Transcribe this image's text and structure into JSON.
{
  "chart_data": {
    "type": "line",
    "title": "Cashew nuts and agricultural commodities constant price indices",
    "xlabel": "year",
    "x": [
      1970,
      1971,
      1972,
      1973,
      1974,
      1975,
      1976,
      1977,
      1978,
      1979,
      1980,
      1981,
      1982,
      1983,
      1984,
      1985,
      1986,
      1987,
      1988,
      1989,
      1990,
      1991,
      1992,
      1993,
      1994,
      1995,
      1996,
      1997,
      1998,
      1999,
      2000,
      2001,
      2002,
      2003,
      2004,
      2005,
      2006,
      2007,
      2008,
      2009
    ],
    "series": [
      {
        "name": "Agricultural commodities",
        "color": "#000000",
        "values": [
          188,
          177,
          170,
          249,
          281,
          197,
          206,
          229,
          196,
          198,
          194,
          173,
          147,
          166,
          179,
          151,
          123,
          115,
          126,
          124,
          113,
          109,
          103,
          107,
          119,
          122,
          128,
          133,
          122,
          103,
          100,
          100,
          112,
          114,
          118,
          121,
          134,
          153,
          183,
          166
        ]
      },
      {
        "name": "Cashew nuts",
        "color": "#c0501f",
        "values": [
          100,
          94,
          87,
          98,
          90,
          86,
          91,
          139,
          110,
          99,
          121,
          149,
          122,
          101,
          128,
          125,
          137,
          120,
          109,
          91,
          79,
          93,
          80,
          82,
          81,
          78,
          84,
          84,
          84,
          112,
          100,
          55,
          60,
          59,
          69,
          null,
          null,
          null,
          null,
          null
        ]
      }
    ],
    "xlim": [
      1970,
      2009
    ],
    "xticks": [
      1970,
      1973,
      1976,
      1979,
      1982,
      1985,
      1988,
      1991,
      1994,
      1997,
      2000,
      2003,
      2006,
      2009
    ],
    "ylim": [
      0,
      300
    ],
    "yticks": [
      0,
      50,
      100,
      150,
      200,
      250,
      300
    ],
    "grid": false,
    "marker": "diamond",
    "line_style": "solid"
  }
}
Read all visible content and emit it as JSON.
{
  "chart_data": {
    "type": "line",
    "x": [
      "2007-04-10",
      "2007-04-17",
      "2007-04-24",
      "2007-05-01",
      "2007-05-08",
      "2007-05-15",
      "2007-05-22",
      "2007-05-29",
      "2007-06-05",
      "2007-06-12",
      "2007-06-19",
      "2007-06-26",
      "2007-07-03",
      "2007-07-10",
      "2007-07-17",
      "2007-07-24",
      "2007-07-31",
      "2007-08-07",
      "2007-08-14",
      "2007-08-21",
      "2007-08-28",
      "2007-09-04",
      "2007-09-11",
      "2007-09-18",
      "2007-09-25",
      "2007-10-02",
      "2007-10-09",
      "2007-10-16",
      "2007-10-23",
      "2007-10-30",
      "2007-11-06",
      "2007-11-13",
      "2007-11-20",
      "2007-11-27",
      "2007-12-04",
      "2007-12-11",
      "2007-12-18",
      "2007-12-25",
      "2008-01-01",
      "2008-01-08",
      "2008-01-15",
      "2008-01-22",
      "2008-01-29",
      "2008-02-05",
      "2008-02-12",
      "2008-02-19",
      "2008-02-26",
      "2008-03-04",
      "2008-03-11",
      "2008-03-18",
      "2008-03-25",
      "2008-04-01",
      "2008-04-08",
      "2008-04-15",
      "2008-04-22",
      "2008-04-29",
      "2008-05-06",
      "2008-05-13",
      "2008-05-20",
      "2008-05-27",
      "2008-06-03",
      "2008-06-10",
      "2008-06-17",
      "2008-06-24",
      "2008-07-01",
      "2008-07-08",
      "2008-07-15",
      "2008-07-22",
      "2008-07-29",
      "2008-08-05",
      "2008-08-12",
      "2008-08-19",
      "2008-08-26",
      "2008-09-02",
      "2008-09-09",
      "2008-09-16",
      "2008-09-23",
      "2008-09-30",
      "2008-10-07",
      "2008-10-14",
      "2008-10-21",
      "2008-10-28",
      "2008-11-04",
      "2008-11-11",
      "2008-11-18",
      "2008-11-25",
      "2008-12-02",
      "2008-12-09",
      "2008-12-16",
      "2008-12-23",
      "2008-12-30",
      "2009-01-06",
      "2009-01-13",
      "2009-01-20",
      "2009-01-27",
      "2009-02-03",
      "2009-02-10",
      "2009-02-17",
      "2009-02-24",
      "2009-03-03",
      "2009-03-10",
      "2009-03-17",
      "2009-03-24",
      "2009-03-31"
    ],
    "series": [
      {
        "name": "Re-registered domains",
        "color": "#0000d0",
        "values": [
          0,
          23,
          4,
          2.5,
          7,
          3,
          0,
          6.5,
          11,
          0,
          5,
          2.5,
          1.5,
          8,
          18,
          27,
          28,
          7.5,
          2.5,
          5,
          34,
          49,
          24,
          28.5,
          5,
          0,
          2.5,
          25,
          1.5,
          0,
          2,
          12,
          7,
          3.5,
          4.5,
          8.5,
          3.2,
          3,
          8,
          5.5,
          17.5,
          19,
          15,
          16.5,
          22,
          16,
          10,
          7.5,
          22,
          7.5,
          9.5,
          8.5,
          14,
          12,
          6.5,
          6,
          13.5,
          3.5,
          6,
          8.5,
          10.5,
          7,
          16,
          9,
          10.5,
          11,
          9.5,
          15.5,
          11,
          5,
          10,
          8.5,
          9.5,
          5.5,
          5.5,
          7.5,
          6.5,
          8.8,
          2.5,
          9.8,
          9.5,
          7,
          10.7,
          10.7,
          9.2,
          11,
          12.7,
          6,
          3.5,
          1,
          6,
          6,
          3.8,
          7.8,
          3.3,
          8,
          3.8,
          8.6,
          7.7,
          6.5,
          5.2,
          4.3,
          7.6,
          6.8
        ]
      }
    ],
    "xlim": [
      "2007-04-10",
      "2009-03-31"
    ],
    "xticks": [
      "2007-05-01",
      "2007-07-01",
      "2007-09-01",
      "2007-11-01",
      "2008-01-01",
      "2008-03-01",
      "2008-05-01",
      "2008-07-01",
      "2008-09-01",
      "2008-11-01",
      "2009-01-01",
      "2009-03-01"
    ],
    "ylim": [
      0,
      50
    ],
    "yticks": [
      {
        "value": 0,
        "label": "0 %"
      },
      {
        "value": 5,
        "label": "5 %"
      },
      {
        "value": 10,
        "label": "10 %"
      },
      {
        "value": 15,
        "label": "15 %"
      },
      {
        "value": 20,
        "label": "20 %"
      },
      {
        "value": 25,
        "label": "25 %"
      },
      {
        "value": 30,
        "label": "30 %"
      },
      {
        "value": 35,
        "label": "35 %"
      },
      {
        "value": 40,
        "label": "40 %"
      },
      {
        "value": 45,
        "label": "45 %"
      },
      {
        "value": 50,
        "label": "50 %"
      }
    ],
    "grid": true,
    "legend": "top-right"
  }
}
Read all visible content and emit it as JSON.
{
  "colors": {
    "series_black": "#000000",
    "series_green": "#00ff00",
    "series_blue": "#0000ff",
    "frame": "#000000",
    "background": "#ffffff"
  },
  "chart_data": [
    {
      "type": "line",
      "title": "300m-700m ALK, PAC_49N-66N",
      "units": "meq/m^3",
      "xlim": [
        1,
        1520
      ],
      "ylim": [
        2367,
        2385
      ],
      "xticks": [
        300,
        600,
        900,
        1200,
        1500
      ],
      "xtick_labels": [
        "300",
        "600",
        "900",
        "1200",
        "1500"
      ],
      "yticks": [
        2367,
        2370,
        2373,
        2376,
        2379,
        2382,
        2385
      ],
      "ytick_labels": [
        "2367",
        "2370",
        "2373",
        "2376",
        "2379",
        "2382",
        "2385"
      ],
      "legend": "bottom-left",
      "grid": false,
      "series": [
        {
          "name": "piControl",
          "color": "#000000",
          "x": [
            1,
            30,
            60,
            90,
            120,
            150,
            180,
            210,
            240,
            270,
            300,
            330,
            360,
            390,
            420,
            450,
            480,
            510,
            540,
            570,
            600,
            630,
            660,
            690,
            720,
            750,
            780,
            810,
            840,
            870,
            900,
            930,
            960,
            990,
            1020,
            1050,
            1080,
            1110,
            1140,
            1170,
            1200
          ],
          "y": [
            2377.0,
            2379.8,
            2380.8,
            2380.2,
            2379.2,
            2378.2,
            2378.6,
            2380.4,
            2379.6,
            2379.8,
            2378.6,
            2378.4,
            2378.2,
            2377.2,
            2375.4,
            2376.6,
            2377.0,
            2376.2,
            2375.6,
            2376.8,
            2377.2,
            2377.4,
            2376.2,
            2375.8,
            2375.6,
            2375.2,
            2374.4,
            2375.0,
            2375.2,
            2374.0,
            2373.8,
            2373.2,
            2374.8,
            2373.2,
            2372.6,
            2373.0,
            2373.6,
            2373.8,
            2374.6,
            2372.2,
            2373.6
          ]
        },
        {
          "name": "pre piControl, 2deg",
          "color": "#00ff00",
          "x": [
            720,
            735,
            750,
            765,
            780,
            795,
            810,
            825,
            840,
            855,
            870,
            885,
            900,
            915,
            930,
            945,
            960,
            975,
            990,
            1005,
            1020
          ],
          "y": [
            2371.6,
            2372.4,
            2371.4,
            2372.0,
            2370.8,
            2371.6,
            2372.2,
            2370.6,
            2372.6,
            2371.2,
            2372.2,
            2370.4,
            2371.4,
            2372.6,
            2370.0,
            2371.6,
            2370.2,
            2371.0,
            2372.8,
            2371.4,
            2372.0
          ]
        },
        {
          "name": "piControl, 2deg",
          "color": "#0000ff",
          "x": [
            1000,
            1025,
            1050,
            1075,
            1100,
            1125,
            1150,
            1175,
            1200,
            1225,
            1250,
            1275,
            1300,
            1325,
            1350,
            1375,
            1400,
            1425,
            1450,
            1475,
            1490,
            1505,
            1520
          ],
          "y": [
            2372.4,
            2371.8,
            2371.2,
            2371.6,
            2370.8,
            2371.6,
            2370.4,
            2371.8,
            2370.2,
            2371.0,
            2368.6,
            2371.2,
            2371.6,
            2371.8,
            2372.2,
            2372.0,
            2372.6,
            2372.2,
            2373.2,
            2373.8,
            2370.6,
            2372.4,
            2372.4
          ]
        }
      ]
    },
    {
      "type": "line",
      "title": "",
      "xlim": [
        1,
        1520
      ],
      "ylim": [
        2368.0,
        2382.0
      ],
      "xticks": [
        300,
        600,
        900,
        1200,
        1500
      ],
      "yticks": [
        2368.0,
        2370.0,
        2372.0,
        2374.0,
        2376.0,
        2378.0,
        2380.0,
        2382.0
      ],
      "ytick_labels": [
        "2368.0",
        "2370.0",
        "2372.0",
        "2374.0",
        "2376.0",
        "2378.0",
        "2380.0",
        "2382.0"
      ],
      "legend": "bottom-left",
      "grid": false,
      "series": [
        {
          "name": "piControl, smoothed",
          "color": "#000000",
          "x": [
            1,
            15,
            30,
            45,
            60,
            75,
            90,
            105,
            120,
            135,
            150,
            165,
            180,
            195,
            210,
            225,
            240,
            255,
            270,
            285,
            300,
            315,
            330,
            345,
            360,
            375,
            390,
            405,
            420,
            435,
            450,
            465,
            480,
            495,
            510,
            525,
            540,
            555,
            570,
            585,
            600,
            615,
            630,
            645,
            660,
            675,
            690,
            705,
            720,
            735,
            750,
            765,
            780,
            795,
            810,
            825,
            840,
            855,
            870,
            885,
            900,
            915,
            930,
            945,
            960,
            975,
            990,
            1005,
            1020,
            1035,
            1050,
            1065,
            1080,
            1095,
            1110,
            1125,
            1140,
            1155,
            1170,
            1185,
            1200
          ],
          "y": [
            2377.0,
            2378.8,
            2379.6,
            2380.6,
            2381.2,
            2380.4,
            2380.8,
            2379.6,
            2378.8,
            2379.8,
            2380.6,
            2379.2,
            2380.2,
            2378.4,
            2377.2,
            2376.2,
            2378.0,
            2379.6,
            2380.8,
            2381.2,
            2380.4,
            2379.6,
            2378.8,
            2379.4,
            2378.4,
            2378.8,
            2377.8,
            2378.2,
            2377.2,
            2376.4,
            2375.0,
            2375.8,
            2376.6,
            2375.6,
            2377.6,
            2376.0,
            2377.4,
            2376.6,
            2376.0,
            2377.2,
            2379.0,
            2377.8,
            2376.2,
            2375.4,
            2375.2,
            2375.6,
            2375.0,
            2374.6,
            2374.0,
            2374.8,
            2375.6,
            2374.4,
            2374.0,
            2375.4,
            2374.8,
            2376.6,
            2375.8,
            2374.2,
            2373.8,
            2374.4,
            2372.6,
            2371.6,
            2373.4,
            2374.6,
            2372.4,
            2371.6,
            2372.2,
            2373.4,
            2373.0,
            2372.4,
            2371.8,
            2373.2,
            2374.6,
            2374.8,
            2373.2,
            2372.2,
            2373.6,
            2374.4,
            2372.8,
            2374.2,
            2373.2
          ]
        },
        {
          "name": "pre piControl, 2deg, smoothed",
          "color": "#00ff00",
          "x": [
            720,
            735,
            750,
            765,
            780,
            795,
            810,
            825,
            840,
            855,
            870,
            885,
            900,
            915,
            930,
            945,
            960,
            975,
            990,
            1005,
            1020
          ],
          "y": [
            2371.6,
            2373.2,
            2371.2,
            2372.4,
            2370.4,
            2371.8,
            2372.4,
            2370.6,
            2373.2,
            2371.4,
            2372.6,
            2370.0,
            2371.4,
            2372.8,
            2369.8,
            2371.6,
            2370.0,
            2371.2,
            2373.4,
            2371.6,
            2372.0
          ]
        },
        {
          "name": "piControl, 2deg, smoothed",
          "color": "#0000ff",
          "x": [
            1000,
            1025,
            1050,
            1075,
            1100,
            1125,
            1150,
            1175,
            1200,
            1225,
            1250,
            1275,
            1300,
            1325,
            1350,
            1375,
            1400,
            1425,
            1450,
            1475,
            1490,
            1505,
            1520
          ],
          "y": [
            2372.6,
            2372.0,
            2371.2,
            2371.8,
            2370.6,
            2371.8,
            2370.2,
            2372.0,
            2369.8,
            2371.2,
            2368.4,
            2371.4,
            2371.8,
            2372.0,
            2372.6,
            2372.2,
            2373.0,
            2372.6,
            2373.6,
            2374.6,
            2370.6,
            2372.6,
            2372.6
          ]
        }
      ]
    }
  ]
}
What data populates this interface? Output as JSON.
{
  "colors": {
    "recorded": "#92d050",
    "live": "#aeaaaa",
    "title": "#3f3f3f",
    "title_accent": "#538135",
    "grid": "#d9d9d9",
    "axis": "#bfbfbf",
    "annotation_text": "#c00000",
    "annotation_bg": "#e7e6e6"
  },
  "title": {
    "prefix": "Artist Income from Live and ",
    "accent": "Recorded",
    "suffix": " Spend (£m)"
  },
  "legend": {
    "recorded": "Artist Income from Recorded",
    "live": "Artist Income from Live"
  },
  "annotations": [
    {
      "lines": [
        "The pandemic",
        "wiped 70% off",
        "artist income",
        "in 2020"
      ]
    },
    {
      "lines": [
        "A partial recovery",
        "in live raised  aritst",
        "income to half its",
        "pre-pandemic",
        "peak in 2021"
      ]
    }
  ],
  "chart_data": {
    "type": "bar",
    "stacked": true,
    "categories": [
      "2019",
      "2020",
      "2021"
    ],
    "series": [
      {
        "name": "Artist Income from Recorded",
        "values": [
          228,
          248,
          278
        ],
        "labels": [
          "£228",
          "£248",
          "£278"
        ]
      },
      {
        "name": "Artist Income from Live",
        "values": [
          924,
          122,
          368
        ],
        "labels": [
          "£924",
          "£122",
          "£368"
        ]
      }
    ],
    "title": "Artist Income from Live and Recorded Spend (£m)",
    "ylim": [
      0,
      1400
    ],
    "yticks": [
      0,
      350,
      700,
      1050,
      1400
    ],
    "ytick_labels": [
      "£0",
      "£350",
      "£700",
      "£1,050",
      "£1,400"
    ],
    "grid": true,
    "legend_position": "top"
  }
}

--

■ What you need to do
Pull every line containing "name" from the data.

■ Full solution
        "name": "Agricultural commodities",
        "name": "Cashew nuts",
        "name": "Re-registered domains",
          "name": "piControl",
          "name": "pre piControl, 2deg",
          "name": "piControl, 2deg",
          "name": "piControl, smoothed",
          "name": "pre piControl, 2deg, smoothed",
          "name": "piControl, 2deg, smoothed",
        "name": "Artist Income from Recorded",
        "name": "Artist Income from Live",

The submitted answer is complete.